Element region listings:
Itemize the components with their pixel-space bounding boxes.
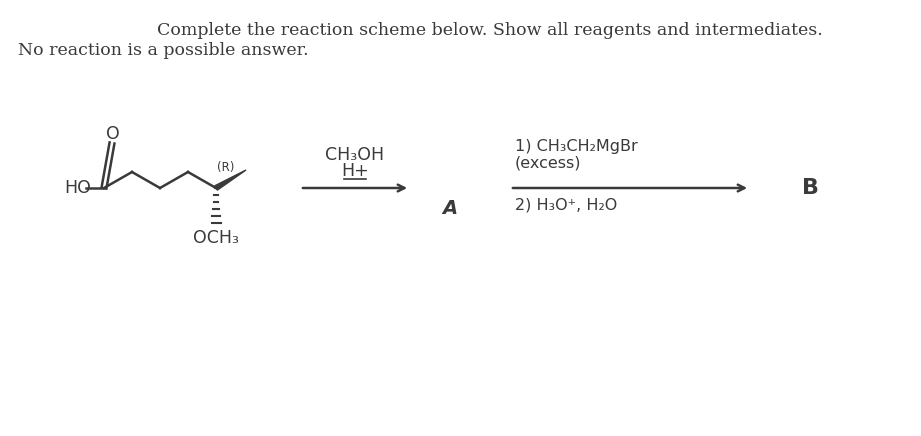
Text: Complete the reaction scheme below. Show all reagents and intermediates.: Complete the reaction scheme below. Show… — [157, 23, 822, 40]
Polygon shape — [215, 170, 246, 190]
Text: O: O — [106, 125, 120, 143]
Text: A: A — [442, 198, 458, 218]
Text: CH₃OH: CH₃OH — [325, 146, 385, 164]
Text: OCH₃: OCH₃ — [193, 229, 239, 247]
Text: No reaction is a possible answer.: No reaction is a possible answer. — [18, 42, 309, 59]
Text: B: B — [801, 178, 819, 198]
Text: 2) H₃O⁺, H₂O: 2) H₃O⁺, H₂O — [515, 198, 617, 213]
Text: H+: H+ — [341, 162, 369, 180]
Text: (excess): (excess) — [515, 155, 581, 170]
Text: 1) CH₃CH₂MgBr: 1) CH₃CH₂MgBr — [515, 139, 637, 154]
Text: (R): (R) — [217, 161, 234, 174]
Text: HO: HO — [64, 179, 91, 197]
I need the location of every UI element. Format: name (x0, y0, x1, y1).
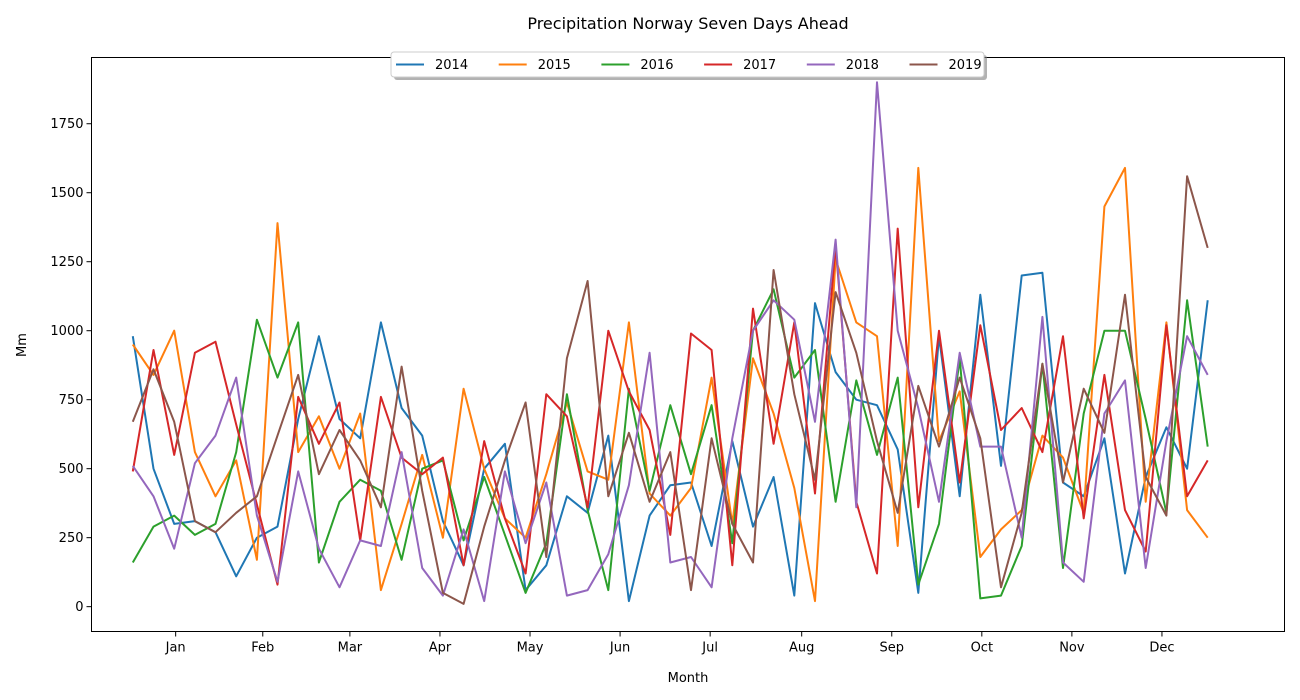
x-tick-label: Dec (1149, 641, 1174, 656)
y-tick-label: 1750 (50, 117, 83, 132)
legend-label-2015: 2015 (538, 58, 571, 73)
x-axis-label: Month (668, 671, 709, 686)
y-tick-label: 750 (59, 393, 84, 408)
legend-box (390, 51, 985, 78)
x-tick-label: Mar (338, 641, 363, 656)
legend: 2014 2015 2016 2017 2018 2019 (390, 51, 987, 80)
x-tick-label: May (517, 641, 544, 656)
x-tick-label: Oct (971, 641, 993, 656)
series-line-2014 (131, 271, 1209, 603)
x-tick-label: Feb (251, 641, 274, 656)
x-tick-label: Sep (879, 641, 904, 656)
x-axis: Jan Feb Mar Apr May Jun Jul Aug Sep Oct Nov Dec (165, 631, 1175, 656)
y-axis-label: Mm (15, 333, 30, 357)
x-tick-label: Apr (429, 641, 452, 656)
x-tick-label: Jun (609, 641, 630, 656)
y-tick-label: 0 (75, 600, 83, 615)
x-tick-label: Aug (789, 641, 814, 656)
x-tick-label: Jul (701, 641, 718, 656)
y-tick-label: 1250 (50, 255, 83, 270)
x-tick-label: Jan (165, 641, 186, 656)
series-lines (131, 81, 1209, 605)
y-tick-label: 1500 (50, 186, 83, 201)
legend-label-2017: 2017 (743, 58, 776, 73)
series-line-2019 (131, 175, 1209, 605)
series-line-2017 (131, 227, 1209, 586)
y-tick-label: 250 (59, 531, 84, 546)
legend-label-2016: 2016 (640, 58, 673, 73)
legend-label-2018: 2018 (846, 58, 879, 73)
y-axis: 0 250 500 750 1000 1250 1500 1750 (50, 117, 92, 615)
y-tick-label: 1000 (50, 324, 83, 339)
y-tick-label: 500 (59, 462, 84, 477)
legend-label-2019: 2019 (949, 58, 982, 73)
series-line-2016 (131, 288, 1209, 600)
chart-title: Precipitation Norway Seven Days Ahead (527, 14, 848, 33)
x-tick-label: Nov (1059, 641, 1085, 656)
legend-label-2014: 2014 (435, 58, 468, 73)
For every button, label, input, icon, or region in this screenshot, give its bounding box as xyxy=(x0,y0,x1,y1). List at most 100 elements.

==

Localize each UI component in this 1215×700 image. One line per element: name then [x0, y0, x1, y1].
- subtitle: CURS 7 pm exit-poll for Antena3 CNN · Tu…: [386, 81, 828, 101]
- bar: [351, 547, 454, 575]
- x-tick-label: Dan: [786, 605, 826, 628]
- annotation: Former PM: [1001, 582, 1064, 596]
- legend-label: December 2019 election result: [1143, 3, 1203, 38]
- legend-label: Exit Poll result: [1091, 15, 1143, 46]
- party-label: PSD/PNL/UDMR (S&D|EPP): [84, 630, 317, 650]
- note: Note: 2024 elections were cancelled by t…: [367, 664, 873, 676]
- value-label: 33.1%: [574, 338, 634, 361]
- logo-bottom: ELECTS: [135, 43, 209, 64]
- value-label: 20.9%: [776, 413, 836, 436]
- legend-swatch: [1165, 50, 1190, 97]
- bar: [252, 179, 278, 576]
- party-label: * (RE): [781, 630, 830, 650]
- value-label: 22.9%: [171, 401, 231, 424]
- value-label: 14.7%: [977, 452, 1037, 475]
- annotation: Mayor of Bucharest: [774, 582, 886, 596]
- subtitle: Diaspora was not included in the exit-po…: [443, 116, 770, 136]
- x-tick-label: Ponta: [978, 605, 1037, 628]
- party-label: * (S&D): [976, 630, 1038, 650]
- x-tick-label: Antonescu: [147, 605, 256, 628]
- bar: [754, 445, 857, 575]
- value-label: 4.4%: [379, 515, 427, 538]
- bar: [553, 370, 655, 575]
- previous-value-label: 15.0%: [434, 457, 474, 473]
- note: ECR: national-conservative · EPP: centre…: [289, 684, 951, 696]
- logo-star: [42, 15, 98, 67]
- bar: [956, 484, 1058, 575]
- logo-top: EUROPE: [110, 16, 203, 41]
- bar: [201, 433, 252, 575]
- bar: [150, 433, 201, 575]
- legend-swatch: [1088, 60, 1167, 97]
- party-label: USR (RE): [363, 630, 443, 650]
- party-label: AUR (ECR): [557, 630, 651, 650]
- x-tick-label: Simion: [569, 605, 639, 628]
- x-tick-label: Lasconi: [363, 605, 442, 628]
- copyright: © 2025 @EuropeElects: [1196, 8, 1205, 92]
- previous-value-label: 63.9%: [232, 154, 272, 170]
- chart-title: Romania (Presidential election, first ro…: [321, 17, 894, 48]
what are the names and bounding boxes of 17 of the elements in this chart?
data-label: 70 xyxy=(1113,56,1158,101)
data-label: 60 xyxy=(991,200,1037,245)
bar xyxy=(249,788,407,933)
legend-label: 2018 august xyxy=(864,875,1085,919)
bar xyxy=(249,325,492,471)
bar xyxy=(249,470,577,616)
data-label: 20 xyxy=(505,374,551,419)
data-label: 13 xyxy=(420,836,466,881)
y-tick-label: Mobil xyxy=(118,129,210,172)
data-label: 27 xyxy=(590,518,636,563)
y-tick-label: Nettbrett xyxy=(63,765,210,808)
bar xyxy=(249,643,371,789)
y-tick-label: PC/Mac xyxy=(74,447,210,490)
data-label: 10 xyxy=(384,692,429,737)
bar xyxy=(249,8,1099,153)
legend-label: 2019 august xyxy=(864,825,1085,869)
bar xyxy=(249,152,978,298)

WORK TO BE COMPLETED - Output the lines starting at the one containing "Itemize the components" and ending at the one containing "I need the location" as a Markdown table with the columns Row and Line, omitting blank lines and the pictures.

WRITTEN REPLY -
| Row | Line |
|---|---|
| 1 | Itemize the components with their pixel-space bounding boxes. |
| 2 | Text: Complete the reaction scheme below. Show all reagents and intermediates.: Complete the reaction scheme below. Show… — [157, 23, 822, 40] |
| 3 | Polygon shape — [215, 170, 246, 190] |
| 4 | Text: O: O — [106, 125, 120, 143] |
| 5 | Text: A: A — [442, 198, 458, 218] |
| 6 | Text: CH₃OH: CH₃OH — [325, 146, 385, 164] |
| 7 | Text: OCH₃: OCH₃ — [193, 229, 239, 247] |
| 8 | Text: No reaction is a possible answer.: No reaction is a possible answer. — [18, 42, 309, 59] |
| 9 | Text: B: B — [801, 178, 819, 198] |
| 10 | Text: 2) H₃O⁺, H₂O: 2) H₃O⁺, H₂O — [515, 198, 617, 213] |
| 11 | Text: H+: H+ — [341, 162, 369, 180] |
| 12 | Text: (excess): (excess) — [515, 155, 581, 170] |
| 13 | Text: 1) CH₃CH₂MgBr: 1) CH₃CH₂MgBr — [515, 139, 637, 154] |
| 14 | Text: (R): (R) — [217, 161, 234, 174] |
| 15 | Text: HO: HO — [64, 179, 91, 197] |
| 16 | I need the location of every UI element. Format: name (x0, y0, x1, y1). |